JOBS
(A) Reproduce the essay on disappearing doors between "It’s a good" and "see them vanishing.", inclusive.
(B) In the essay on disappearing doors, which nonfiction book was the writer pushed to finish the week before?
(C) Write the next part of the essay on disappearing doors, beginning after its final sentence.

TEXT SECTION
────────────────────────────────────────

On marriage and fear and disappearing doors.

On marriage and fear and disappearing doors.

It’s hard to believe I’m the same girl who had to resolve to read more fiction in 2013. The resolution stuck: I’ve read dozens of novels this year, and just last week I had to force myself to sit down and finish the nonfiction read I’d been working through for too long: Dan Ariely’s instant classic Predictably Irrational: The Hidden Forces that Shape Our Decisions.

It’s a good book, but one passage has absolutely haunted me since I first read it a couple of weeks ago. In a chapter where Ariely discusses decision making and the concept of the “disappearing doors,” he says:

We fail to realize that some things really are disappearing doors, and need our immediate attention. We may work more hours at our jobs, for instance, without realizing that the childhood of our sons and daughters is slipping away. Sometimes these doors close too slowly for us to see them vanishing.

────────────────────────────────────────

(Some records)
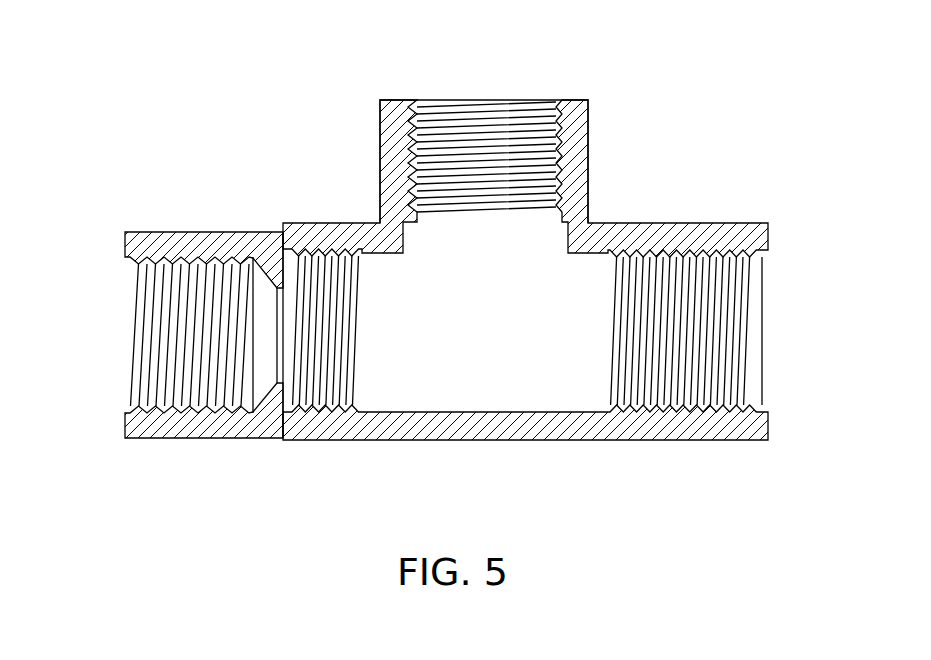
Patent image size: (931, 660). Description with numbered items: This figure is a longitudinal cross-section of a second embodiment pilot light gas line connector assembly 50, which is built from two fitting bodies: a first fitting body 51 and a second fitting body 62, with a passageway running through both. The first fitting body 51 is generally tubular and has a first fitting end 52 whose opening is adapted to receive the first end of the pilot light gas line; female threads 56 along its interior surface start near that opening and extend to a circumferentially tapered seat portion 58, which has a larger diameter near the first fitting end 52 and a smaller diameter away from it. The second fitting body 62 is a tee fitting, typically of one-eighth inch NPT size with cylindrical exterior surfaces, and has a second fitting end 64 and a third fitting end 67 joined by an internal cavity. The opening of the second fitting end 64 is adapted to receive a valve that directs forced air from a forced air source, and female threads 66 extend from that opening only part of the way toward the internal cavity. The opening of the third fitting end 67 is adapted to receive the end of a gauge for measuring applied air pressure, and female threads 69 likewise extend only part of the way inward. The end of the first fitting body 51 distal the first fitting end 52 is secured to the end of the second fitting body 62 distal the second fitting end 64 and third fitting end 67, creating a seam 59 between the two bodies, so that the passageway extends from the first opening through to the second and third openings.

The pilot light gas line connector assembly 50 is at (678, 150).
The first fitting body 51 is at (183, 250).
The first fitting end 52 is at (112, 338).
The female threads 56 is at (168, 262).
The circumferentially tapered seat portion 58 is at (252, 392).
The seam 59 is at (283, 232).
The second fitting body 62 is at (556, 422).
The second fitting end 64 is at (780, 338).
The female threads 66 is at (718, 254).
The third fitting end 67 is at (470, 78).
The female threads 69 is at (548, 152).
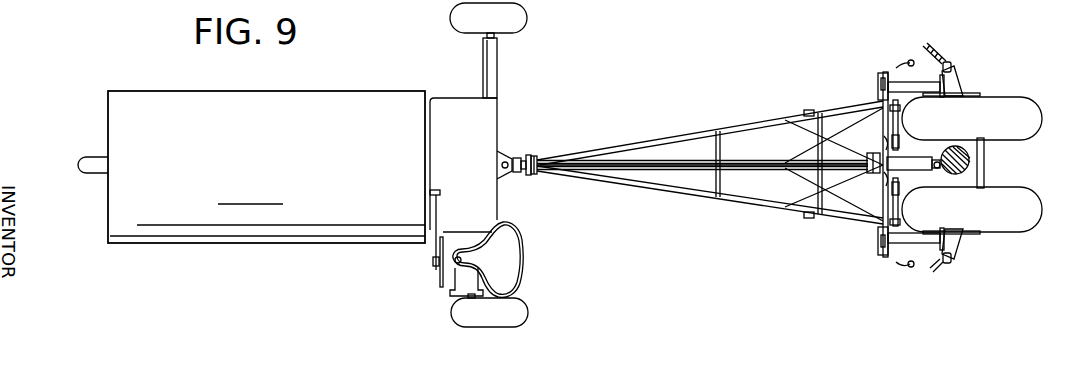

────────────────────────────────────────

FINAL ANSWERS
(A)
It’s a good book, but one passage has absolutely haunted me since I first read it a couple of weeks ago. In a chapter where Ariely discusses decision making and the concept of the “disappearing doors,” he says:

We fail to realize that some things really are disappearing doors, and need our immediate attention. We may work more hours at our jobs, for instance, without realizing that the childhood of our sons and daughters is slipping away. Sometimes these doors close too slowly for us to see them vanishing.

(B) Dan Ariely's Predictably Irrational: The Hidden Forces that Shape Our Decisions.

(C)
One of my friends told me, for instance, that the single best year of his marriage was when he was living in New York, his wife was living in Boston, and they met only on weekends. Before they had this arrangement–when they lived together in Boston–they would spend their weekends catching up on work rather than enjoying each other.

But once the arrangement changed, and they knew that they had only the weekends together, their shared time became limited and had a clear end (the time of the return train). Since it was clear that the clock was ticking, they dedicated the weekends to enjoying each other rather than doing their work.

I can’t articulate why this passage grabbed me so. Perhaps because the circumstances leading to a great year of marriage were so unexpected; perhaps because it articulated one of my deepest fears–that of letting the happy moments slip through my fingers–so clearly.

I’m just home from Story Chicago, and was surprised to hear this same concept hinted at in Thursday’s opening session. Story founder Ben Arment discussed the fear of failure–a constant fear for entrepreneurs and creative types–but warned us, “The fear of failure is not the only fear that can take reign within you.”

We know to fear failure. We know it’s there, present, a reality before us. The fear we need to cultivate, warned Ben, is the fear of never having tried. “You can never recover what you never tried at all,” he said, warning us, because too often we don’t recognize the danger until the door has shut and the opportunity is gone.

So here I am, back at home, thinking about the present opportunities I see and the ones I’m blind to, the doors that are wide open and the disappearing doors that need my immediate attention.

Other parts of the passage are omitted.